[Data supplied]:
* * *

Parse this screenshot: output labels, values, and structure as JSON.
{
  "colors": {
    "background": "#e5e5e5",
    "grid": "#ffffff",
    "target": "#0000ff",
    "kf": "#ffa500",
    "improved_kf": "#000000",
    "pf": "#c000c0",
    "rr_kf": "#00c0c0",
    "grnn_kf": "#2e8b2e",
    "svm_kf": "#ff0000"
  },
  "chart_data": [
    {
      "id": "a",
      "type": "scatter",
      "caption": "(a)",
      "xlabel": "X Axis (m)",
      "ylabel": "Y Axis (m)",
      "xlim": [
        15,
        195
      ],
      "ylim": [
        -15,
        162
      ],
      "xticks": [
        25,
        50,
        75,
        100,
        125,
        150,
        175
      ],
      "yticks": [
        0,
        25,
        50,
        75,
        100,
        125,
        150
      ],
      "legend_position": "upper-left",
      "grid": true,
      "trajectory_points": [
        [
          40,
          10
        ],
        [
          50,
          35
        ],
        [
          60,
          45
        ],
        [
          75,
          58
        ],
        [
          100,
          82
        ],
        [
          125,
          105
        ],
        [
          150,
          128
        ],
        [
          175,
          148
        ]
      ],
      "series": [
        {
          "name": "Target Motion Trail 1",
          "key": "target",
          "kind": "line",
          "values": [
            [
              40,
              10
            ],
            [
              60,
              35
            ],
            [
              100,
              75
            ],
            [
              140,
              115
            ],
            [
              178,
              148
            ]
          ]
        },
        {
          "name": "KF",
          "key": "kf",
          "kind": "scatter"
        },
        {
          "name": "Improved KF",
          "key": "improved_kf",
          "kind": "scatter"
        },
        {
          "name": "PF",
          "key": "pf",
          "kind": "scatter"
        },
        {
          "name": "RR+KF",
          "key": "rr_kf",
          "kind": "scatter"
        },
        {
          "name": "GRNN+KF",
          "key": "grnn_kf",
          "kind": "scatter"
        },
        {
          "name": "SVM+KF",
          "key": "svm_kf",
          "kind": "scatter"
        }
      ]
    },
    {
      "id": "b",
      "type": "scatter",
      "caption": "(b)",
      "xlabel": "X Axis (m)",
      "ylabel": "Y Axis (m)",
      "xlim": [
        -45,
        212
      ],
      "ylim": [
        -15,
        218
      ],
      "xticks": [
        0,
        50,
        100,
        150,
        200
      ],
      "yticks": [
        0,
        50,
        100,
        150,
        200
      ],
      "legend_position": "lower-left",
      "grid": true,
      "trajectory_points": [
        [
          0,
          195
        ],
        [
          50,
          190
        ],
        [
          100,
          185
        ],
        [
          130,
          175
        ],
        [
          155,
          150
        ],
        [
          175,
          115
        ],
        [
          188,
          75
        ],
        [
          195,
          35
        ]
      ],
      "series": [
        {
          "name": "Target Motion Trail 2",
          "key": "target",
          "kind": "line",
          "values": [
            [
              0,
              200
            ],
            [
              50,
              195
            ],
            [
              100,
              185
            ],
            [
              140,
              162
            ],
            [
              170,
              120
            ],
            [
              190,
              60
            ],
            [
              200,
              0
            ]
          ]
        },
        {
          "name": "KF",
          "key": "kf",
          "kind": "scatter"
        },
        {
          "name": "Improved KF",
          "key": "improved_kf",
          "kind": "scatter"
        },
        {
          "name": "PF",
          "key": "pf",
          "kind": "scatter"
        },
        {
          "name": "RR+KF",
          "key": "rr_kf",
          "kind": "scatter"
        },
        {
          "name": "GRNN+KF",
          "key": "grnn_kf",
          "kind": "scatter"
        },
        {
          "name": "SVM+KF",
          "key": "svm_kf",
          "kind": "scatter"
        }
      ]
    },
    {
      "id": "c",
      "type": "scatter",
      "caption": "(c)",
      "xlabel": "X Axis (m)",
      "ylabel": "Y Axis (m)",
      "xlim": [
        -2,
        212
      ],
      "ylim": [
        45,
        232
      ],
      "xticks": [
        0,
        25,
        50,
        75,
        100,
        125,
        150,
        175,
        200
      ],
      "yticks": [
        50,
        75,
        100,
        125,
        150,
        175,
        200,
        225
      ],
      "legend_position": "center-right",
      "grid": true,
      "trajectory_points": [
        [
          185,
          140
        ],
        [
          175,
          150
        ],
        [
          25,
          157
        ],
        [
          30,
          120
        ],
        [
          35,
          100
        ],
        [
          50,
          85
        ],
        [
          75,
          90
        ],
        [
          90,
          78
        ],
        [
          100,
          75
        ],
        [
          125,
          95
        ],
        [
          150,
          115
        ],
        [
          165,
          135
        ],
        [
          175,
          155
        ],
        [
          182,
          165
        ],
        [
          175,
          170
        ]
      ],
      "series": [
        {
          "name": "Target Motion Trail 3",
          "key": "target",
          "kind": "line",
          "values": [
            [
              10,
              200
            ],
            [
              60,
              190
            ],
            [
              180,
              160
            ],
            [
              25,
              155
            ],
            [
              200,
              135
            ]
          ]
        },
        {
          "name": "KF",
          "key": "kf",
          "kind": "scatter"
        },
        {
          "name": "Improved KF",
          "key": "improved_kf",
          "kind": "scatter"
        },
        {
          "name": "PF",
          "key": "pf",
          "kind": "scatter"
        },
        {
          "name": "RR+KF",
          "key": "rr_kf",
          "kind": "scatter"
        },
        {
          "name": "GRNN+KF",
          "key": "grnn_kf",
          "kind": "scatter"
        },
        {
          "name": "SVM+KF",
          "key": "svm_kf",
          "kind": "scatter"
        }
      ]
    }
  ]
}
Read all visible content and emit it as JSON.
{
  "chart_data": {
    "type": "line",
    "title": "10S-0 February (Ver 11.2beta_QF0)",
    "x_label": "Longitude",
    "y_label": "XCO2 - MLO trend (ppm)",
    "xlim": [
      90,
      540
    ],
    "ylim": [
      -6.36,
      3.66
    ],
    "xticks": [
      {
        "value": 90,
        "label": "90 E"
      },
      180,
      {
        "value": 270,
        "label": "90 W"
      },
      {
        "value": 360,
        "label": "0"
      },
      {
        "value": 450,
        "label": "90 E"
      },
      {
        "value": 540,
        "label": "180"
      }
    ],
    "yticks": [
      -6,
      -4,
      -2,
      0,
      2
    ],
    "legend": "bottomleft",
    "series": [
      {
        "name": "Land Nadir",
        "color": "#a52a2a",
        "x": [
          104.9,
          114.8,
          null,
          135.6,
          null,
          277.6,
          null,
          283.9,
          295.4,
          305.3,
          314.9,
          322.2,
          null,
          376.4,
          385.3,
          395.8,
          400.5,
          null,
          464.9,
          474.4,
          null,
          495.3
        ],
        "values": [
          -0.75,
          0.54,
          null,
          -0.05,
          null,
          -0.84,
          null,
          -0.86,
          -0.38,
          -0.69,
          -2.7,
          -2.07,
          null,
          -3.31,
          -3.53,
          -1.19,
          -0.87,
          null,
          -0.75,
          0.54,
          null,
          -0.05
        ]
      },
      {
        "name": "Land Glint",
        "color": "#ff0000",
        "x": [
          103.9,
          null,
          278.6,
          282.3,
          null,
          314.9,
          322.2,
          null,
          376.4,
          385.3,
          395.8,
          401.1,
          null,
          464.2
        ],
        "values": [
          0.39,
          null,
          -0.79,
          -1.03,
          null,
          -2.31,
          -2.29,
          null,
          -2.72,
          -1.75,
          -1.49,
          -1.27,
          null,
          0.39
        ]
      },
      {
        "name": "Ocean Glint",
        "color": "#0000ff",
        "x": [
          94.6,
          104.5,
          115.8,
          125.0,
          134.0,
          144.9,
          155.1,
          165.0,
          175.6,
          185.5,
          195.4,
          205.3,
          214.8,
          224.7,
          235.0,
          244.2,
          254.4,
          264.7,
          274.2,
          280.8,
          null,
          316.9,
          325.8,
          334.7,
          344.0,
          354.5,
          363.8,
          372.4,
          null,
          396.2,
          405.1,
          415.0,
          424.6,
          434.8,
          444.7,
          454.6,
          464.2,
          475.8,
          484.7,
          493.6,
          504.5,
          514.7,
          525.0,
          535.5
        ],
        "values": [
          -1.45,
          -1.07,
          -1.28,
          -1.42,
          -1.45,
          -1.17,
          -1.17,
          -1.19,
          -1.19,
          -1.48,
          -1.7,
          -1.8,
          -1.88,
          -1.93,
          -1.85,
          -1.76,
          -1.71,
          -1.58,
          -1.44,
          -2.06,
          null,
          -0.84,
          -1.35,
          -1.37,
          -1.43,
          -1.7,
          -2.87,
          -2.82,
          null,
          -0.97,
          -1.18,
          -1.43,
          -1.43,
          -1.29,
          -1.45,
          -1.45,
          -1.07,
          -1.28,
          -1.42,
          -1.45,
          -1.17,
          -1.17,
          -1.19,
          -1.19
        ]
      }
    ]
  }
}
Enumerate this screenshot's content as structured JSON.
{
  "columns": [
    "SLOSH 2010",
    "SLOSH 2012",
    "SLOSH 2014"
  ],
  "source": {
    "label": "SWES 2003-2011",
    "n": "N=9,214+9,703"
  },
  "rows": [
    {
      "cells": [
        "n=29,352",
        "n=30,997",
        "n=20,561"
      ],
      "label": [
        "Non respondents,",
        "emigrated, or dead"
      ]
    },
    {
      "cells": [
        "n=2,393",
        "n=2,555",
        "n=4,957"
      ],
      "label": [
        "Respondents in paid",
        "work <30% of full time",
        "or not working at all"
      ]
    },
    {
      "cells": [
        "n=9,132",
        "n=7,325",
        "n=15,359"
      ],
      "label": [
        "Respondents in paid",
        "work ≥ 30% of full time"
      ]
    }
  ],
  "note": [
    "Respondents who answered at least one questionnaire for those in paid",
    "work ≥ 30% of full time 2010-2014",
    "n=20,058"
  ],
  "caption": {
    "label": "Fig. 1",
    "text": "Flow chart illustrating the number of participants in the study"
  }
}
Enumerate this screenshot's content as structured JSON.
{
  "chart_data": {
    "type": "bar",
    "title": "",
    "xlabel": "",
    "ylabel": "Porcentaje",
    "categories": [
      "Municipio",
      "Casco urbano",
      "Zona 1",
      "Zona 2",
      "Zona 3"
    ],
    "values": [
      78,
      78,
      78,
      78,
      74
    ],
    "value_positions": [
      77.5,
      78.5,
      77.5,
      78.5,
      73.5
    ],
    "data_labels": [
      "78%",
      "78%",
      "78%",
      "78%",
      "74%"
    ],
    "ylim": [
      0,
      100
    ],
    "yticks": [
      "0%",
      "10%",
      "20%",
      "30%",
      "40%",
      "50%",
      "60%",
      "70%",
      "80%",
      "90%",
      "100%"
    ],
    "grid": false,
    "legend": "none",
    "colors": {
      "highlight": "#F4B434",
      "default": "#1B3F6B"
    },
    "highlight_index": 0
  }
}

* * *

[The exercise]:
Lines from the records above that hold "full" are the ones to list.

[Worked solution]:
        "work <30% of full time",
        "work ≥ 30% of full time"
    "work ≥ 30% of full time 2010-2014",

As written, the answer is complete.